══ Given records

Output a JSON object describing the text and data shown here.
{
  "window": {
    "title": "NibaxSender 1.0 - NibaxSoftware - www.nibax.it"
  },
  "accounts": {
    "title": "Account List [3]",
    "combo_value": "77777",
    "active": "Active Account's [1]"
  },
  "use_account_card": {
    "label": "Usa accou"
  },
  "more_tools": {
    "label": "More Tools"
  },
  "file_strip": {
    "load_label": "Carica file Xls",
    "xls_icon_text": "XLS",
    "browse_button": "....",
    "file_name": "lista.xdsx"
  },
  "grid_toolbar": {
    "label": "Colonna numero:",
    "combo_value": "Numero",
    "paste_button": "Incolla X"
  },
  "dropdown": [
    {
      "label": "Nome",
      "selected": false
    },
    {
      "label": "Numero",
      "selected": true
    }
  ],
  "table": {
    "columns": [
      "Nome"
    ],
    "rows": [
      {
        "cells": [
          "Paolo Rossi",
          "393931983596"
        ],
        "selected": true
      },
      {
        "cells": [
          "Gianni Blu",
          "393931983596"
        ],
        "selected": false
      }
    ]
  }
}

════

# [What is expected]
Return the lines above exactly, keeping every word.

# [Worked solution]
Output a JSON object describing the text and data shown here.
{
  "window": {
    "title": "NibaxSender 1.0 - NibaxSoftware - www.nibax.it"
  },
  "accounts": {
    "title": "Account List [3]",
    "combo_value": "77777",
    "active": "Active Account's [1]"
  },
  "use_account_card": {
    "label": "Usa accou"
  },
  "more_tools": {
    "label": "More Tools"
  },
  "file_strip": {
    "load_label": "Carica file Xls",
    "xls_icon_text": "XLS",
    "browse_button": "....",
    "file_name": "lista.xdsx"
  },
  "grid_toolbar": {
    "label": "Colonna numero:",
    "combo_value": "Numero",
    "paste_button": "Incolla X"
  },
  "dropdown": [
    {
      "label": "Nome",
      "selected": false
    },
    {
      "label": "Numero",
      "selected": true
    }
  ],
  "table": {
    "columns": [
      "Nome"
    ],
    "rows": [
      {
        "cells": [
          "Paolo Rossi",
          "393931983596"
        ],
        "selected": true
      },
      {
        "cells": [
          "Gianni Blu",
          "393931983596"
        ],
        "selected": false
      }
    ]
  }
}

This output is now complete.